--- PASSAGE SHOWN ---

Chip Ganassi served as a color commentator for the CART Radio Network broadcast. Ganassi suffered severe head injuries in a crash at Michigan four weeks earlier.

---

_ACTION ITEM A_:
Rewrite the paragraph in the passage about Chip Ganassi that begins "Chip Ganassi served" as a short list that keeps its main facts.
_ACTION ITEM B_:
Answer these questions using the passage about Chip Ganassi:
(i) What role did Ganassi have for the CART Radio Network broadcast?
(ii) Where did the crash that injured him take place?
(iii) How long before the broadcast did that crash happen?

--- INFORMATION GIVEN ---

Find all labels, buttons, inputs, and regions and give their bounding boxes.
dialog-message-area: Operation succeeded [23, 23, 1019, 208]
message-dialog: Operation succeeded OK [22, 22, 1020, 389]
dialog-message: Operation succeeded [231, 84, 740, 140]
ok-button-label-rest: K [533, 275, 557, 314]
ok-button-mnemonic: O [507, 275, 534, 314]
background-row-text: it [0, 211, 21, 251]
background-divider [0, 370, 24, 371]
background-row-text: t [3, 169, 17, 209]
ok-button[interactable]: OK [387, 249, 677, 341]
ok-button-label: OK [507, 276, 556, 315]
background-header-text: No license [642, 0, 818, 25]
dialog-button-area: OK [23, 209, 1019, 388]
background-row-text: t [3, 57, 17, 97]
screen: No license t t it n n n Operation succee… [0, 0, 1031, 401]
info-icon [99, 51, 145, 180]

---

_PROBLEM SOLUTION A_:
- Chip Ganassi was a color commentator for the CART Radio Network broadcast.
- Four weeks earlier, he had suffered severe head injuries in a crash at Michigan.

_PROBLEM SOLUTION B_:
(i) He was a color commentator.
(ii) The crash took place at Michigan.
(iii) It happened four weeks earlier.